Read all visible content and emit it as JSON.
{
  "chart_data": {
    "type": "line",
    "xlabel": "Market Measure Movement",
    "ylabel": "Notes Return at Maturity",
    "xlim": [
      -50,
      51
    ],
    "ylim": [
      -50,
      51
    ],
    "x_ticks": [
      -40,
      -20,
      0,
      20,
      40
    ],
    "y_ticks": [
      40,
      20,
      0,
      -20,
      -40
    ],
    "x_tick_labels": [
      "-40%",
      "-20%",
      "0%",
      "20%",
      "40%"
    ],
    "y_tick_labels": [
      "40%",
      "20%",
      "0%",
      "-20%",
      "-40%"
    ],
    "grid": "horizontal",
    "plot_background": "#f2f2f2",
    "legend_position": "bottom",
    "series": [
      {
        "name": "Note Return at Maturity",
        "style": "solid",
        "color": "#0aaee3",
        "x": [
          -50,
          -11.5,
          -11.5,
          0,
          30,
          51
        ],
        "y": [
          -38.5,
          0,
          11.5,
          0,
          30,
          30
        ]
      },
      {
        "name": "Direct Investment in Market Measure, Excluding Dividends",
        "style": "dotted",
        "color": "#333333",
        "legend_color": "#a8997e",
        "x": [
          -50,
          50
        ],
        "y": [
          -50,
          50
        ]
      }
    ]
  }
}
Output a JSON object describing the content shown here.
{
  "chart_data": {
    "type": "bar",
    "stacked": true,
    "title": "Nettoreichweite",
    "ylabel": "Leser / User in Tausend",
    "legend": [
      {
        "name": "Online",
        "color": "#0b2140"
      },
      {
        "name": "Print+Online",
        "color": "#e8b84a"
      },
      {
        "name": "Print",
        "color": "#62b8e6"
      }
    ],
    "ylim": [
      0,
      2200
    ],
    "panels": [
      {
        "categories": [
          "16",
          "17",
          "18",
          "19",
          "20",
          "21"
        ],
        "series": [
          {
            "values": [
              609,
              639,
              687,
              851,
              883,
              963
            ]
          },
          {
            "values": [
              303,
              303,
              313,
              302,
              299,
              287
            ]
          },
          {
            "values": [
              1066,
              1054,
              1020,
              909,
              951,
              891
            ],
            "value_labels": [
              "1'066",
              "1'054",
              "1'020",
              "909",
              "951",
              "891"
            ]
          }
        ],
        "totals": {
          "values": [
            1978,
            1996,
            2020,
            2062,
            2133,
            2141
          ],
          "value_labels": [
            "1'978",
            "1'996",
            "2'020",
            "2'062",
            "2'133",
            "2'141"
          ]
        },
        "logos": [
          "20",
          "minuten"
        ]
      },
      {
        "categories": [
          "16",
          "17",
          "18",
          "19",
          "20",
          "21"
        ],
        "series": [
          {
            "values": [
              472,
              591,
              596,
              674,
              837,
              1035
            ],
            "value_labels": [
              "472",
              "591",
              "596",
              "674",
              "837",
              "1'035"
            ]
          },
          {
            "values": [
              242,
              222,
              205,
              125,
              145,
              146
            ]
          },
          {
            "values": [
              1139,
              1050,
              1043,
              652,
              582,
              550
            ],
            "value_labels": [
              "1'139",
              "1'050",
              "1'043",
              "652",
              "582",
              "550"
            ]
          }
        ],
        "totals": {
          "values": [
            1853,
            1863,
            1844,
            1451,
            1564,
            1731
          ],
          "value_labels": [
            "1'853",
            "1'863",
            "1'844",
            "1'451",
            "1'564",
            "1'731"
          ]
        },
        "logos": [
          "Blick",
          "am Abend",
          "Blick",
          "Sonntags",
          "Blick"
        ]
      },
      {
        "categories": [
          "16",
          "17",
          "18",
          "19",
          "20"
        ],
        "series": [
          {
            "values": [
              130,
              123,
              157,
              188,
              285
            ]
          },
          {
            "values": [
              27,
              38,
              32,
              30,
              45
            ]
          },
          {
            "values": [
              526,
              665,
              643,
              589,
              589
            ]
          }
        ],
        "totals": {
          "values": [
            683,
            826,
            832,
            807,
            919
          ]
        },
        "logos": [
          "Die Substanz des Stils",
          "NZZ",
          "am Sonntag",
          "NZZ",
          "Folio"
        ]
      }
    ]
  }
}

→ WORK TO DO
From the records above, extract every line exactly as it stands.

→ ANSWER TO THIS EXERCISE
Read all visible content and emit it as JSON.
{
  "chart_data": {
    "type": "line",
    "xlabel": "Market Measure Movement",
    "ylabel": "Notes Return at Maturity",
    "xlim": [
      -50,
      51
    ],
    "ylim": [
      -50,
      51
    ],
    "x_ticks": [
      -40,
      -20,
      0,
      20,
      40
    ],
    "y_ticks": [
      40,
      20,
      0,
      -20,
      -40
    ],
    "x_tick_labels": [
      "-40%",
      "-20%",
      "0%",
      "20%",
      "40%"
    ],
    "y_tick_labels": [
      "40%",
      "20%",
      "0%",
      "-20%",
      "-40%"
    ],
    "grid": "horizontal",
    "plot_background": "#f2f2f2",
    "legend_position": "bottom",
    "series": [
      {
        "name": "Note Return at Maturity",
        "style": "solid",
        "color": "#0aaee3",
        "x": [
          -50,
          -11.5,
          -11.5,
          0,
          30,
          51
        ],
        "y": [
          -38.5,
          0,
          11.5,
          0,
          30,
          30
        ]
      },
      {
        "name": "Direct Investment in Market Measure, Excluding Dividends",
        "style": "dotted",
        "color": "#333333",
        "legend_color": "#a8997e",
        "x": [
          -50,
          50
        ],
        "y": [
          -50,
          50
        ]
      }
    ]
  }
}
Output a JSON object describing the content shown here.
{
  "chart_data": {
    "type": "bar",
    "stacked": true,
    "title": "Nettoreichweite",
    "ylabel": "Leser / User in Tausend",
    "legend": [
      {
        "name": "Online",
        "color": "#0b2140"
      },
      {
        "name": "Print+Online",
        "color": "#e8b84a"
      },
      {
        "name": "Print",
        "color": "#62b8e6"
      }
    ],
    "ylim": [
      0,
      2200
    ],
    "panels": [
      {
        "categories": [
          "16",
          "17",
          "18",
          "19",
          "20",
          "21"
        ],
        "series": [
          {
            "values": [
              609,
              639,
              687,
              851,
              883,
              963
            ]
          },
          {
            "values": [
              303,
              303,
              313,
              302,
              299,
              287
            ]
          },
          {
            "values": [
              1066,
              1054,
              1020,
              909,
              951,
              891
            ],
            "value_labels": [
              "1'066",
              "1'054",
              "1'020",
              "909",
              "951",
              "891"
            ]
          }
        ],
        "totals": {
          "values": [
            1978,
            1996,
            2020,
            2062,
            2133,
            2141
          ],
          "value_labels": [
            "1'978",
            "1'996",
            "2'020",
            "2'062",
            "2'133",
            "2'141"
          ]
        },
        "logos": [
          "20",
          "minuten"
        ]
      },
      {
        "categories": [
          "16",
          "17",
          "18",
          "19",
          "20",
          "21"
        ],
        "series": [
          {
            "values": [
              472,
              591,
              596,
              674,
              837,
              1035
            ],
            "value_labels": [
              "472",
              "591",
              "596",
              "674",
              "837",
              "1'035"
            ]
          },
          {
            "values": [
              242,
              222,
              205,
              125,
              145,
              146
            ]
          },
          {
            "values": [
              1139,
              1050,
              1043,
              652,
              582,
              550
            ],
            "value_labels": [
              "1'139",
              "1'050",
              "1'043",
              "652",
              "582",
              "550"
            ]
          }
        ],
        "totals": {
          "values": [
            1853,
            1863,
            1844,
            1451,
            1564,
            1731
          ],
          "value_labels": [
            "1'853",
            "1'863",
            "1'844",
            "1'451",
            "1'564",
            "1'731"
          ]
        },
        "logos": [
          "Blick",
          "am Abend",
          "Blick",
          "Sonntags",
          "Blick"
        ]
      },
      {
        "categories": [
          "16",
          "17",
          "18",
          "19",
          "20"
        ],
        "series": [
          {
            "values": [
              130,
              123,
              157,
              188,
              285
            ]
          },
          {
            "values": [
              27,
              38,
              32,
              30,
              45
            ]
          },
          {
            "values": [
              526,
              665,
              643,
              589,
              589
            ]
          }
        ],
        "totals": {
          "values": [
            683,
            826,
            832,
            807,
            919
          ]
        },
        "logos": [
          "Die Substanz des Stils",
          "NZZ",
          "am Sonntag",
          "NZZ",
          "Folio"
        ]
      }
    ]
  }
}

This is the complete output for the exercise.